> [RECORDED INFORMATION]:
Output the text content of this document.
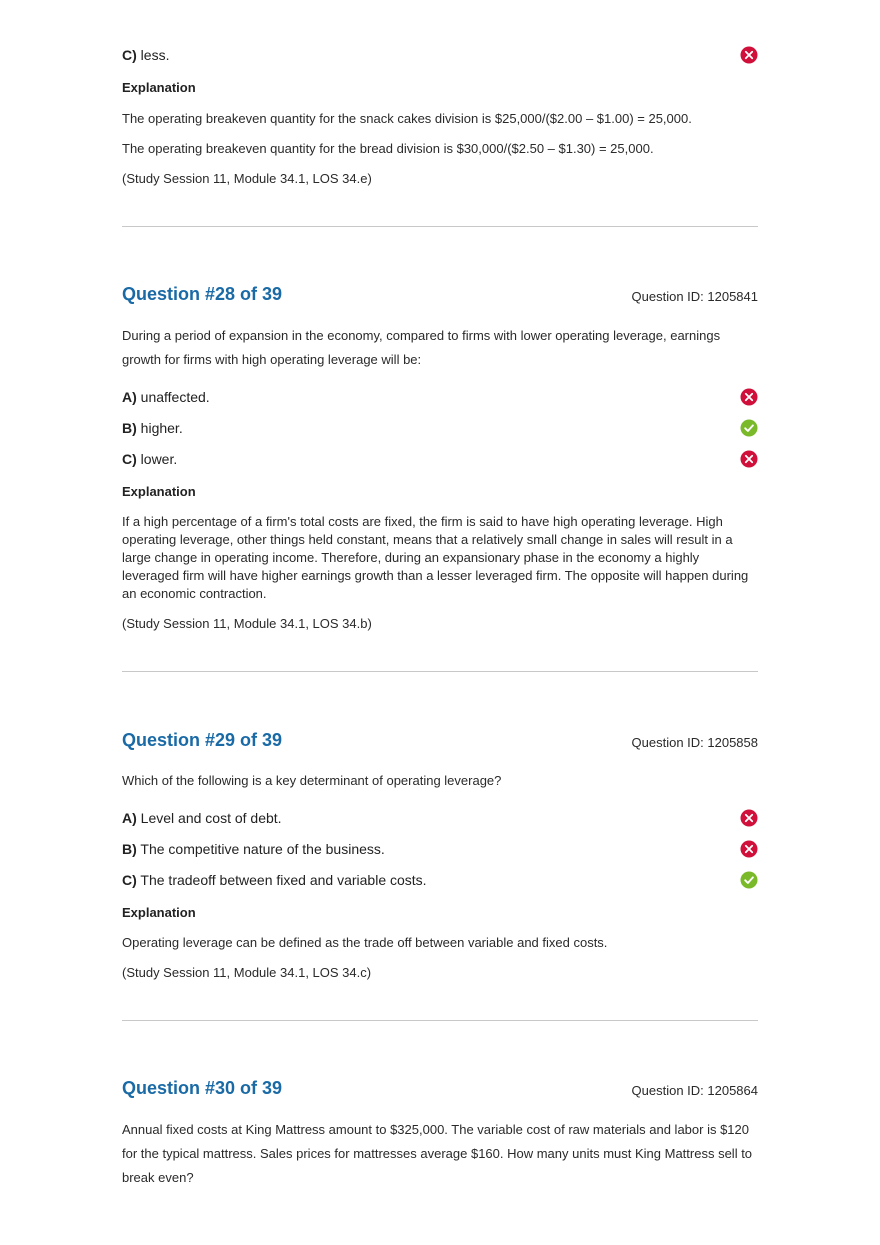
C) less.
Explanation
The operating breakeven quantity for the snack cakes division is $25,000/($2.00 – $1.00) = 25,000.
The operating breakeven quantity for the bread division is $30,000/($2.50 – $1.30) = 25,000.
(Study Session 11, Module 34.1, LOS 34.e)
Question #28 of 39	Question ID: 1205841
During a period of expansion in the economy, compared to firms with lower operating leverage, earnings growth for firms with high operating leverage will be:
A) unaffected.
B) higher.
C) lower.
Explanation
If a high percentage of a firm's total costs are fixed, the firm is said to have high operating leverage. High operating leverage, other things held constant, means that a relatively small change in sales will result in a large change in operating income. Therefore, during an expansionary phase in the economy a highly leveraged firm will have higher earnings growth than a lesser leveraged firm. The opposite will happen during an economic contraction.
(Study Session 11, Module 34.1, LOS 34.b)
Question #29 of 39	Question ID: 1205858
Which of the following is a key determinant of operating leverage?
A) Level and cost of debt.
B) The competitive nature of the business.
C) The tradeoff between fixed and variable costs.
Explanation
Operating leverage can be defined as the trade off between variable and fixed costs.
(Study Session 11, Module 34.1, LOS 34.c)
Question #30 of 39	Question ID: 1205864
Annual fixed costs at King Mattress amount to $325,000. The variable cost of raw materials and labor is $120 for the typical mattress. Sales prices for mattresses average $160. How many units must King Mattress sell to break even?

> [DESCRIPTION OF THE TASK]: Leave the pictures out and copy the rest of the data exactly.

> [EXERCISE RESPONSE]:
Output the text content of this document.
C) less.
Explanation
The operating breakeven quantity for the snack cakes division is $25,000/($2.00 – $1.00) = 25,000.
The operating breakeven quantity for the bread division is $30,000/($2.50 – $1.30) = 25,000.
(Study Session 11, Module 34.1, LOS 34.e)
Question #28 of 39	Question ID: 1205841
During a period of expansion in the economy, compared to firms with lower operating leverage, earnings growth for firms with high operating leverage will be:
A) unaffected.
B) higher.
C) lower.
Explanation
If a high percentage of a firm's total costs are fixed, the firm is said to have high operating leverage. High operating leverage, other things held constant, means that a relatively small change in sales will result in a large change in operating income. Therefore, during an expansionary phase in the economy a highly leveraged firm will have higher earnings growth than a lesser leveraged firm. The opposite will happen during an economic contraction.
(Study Session 11, Module 34.1, LOS 34.b)
Question #29 of 39	Question ID: 1205858
Which of the following is a key determinant of operating leverage?
A) Level and cost of debt.
B) The competitive nature of the business.
C) The tradeoff between fixed and variable costs.
Explanation
Operating leverage can be defined as the trade off between variable and fixed costs.
(Study Session 11, Module 34.1, LOS 34.c)
Question #30 of 39	Question ID: 1205864
Annual fixed costs at King Mattress amount to $325,000. The variable cost of raw materials and labor is $120 for the typical mattress. Sales prices for mattresses average $160. How many units must King Mattress sell to break even?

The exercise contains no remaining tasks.